Problem requirements: Select the lines that hold the word "page" and copy each one.

Task inputs:
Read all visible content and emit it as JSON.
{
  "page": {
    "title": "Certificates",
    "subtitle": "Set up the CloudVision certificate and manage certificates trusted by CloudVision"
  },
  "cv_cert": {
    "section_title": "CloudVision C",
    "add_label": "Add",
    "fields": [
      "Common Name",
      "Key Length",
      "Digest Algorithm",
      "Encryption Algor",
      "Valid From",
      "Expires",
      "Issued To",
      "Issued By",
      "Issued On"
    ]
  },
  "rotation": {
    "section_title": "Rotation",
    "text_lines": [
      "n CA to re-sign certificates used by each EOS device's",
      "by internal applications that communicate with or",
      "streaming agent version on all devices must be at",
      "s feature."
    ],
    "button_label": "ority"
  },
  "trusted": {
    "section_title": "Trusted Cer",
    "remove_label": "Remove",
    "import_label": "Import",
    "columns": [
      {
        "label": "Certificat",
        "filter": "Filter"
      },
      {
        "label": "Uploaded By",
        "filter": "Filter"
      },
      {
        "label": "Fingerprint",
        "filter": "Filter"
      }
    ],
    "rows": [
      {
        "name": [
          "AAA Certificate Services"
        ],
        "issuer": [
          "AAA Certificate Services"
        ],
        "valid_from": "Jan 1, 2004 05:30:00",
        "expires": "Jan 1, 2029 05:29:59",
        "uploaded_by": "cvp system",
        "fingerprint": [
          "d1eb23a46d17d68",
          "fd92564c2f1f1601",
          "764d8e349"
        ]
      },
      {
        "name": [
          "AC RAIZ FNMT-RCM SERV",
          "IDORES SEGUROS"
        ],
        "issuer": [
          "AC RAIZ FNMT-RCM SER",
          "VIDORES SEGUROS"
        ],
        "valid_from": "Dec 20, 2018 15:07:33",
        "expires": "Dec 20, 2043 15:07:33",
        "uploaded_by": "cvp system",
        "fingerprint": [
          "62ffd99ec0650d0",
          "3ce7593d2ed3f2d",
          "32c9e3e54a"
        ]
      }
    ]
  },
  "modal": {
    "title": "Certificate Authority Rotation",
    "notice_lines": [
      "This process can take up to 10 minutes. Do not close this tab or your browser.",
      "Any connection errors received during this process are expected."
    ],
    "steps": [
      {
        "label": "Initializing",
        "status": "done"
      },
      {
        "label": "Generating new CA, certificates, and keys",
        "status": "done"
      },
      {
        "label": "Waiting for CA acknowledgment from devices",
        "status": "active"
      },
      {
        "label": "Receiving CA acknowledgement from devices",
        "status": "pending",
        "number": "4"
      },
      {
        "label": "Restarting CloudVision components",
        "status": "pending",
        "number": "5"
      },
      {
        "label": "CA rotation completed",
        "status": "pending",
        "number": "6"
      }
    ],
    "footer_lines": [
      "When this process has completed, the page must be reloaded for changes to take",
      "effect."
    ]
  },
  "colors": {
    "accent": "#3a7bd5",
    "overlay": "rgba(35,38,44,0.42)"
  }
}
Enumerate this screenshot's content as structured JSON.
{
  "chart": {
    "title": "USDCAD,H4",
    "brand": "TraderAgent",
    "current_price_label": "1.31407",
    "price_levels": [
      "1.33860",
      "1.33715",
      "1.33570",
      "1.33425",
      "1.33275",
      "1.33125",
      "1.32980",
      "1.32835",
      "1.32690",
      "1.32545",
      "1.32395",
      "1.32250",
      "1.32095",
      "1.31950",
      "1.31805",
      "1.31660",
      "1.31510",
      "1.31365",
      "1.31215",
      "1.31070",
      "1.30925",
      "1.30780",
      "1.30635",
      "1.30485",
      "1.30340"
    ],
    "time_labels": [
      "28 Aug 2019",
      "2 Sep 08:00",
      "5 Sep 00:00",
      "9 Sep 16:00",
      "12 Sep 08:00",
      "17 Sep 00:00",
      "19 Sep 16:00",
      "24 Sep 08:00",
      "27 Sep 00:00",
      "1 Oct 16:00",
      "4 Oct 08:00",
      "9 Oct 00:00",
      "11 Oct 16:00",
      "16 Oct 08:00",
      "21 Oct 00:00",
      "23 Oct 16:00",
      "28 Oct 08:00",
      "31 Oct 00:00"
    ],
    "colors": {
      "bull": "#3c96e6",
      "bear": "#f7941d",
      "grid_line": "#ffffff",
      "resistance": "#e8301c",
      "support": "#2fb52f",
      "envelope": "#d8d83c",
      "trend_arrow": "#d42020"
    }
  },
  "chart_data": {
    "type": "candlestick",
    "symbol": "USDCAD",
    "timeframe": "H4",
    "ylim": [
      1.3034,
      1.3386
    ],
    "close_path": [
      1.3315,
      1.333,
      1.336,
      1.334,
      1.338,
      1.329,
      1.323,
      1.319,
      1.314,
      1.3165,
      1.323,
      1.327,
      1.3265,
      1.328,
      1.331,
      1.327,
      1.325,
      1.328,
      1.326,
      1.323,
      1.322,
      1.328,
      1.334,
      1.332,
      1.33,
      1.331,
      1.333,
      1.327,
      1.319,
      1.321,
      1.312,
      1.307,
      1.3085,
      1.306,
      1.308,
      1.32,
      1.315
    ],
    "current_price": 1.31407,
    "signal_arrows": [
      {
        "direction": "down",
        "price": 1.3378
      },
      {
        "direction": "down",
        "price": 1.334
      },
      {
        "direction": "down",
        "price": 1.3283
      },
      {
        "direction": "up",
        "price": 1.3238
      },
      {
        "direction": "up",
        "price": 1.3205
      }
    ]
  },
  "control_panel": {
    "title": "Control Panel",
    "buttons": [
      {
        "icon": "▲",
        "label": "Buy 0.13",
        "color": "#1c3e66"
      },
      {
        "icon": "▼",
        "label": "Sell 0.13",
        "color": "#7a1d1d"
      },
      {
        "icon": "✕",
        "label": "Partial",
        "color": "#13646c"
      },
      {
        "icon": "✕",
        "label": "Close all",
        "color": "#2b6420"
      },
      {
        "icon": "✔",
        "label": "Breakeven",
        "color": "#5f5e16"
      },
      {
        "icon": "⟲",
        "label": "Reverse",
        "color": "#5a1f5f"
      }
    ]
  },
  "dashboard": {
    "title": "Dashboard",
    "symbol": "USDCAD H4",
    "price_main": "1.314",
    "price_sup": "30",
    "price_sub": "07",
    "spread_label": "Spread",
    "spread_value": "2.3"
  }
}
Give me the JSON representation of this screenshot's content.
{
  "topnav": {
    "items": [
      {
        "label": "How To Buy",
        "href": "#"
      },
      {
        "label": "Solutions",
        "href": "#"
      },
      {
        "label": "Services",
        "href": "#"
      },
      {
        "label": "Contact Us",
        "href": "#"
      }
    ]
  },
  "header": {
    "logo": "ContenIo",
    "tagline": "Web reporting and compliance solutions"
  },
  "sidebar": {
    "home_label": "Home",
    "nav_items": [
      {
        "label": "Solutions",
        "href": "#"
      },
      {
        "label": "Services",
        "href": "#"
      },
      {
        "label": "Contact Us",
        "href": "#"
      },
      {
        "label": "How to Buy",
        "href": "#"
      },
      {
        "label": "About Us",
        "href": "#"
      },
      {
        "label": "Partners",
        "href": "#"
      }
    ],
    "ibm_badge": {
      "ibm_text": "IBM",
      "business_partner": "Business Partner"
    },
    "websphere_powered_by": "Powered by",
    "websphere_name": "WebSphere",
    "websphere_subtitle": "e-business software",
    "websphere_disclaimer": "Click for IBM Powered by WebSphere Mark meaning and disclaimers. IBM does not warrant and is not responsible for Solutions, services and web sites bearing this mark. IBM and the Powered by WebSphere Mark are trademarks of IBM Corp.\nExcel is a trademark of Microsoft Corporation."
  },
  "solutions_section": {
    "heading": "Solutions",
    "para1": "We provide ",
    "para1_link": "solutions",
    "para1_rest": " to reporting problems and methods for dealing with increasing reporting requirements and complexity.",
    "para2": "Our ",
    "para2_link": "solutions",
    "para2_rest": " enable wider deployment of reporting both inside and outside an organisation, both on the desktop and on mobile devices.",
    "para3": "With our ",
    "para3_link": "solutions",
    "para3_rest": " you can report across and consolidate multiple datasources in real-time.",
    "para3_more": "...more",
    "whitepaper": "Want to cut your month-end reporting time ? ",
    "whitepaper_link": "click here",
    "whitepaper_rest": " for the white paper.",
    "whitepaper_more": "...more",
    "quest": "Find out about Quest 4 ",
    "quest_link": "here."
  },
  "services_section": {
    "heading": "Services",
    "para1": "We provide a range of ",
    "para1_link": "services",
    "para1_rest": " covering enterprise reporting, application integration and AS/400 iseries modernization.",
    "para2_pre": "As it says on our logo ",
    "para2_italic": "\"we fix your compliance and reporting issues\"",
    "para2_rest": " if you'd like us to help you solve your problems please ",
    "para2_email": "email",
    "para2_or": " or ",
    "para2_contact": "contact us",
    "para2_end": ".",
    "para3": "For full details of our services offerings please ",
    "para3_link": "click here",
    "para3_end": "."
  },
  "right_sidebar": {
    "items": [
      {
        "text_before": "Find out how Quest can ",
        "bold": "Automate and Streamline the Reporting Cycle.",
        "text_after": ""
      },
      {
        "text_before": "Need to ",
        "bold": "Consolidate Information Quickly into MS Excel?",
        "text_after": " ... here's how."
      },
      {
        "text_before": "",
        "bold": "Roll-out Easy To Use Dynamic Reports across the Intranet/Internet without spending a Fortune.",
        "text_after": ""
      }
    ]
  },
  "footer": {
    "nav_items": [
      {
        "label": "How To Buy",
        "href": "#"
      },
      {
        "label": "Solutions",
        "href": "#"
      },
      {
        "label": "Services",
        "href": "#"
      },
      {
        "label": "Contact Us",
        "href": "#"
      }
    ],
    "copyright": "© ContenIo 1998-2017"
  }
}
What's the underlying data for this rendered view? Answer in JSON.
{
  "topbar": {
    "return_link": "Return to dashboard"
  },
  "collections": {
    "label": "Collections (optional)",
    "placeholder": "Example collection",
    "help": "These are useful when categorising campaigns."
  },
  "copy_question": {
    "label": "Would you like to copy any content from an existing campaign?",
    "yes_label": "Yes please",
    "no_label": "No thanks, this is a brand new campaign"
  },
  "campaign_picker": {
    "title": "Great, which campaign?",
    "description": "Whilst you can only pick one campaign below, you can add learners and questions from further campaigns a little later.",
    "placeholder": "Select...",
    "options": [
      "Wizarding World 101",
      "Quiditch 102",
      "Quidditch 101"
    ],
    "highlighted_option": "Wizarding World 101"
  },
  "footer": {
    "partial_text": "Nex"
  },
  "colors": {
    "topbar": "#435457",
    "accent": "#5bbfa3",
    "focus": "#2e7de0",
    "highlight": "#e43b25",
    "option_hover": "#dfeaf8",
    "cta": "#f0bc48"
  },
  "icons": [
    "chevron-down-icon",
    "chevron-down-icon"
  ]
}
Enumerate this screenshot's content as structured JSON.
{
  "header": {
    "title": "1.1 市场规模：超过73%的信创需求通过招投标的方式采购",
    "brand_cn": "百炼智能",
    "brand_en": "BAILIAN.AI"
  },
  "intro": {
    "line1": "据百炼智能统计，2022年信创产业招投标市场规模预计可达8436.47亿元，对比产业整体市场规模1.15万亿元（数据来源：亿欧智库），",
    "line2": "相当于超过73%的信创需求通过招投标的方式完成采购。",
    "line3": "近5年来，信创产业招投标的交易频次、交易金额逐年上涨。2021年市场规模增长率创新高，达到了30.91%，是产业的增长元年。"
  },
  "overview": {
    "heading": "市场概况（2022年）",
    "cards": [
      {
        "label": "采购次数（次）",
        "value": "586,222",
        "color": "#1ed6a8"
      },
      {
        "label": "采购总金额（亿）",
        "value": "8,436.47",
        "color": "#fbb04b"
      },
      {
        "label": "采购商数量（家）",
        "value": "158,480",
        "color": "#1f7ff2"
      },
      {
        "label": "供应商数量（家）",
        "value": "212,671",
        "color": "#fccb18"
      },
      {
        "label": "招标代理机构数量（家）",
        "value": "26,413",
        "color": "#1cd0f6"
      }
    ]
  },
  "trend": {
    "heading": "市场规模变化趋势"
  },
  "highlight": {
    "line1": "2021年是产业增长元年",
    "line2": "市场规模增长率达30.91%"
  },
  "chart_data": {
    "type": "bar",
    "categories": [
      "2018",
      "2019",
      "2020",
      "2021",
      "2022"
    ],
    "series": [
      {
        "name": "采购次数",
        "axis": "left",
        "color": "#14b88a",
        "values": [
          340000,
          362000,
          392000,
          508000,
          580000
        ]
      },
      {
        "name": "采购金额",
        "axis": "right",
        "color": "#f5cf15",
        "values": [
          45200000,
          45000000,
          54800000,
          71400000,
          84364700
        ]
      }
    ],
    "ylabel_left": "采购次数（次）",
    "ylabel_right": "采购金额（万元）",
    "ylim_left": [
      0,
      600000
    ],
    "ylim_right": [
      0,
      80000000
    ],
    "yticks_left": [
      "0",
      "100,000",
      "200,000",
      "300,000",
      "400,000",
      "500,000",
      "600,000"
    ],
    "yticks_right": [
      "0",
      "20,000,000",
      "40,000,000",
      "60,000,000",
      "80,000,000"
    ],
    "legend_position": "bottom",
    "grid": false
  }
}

Response below:
  "page": {
      "When this process has completed, the page must be reloaded for changes to take",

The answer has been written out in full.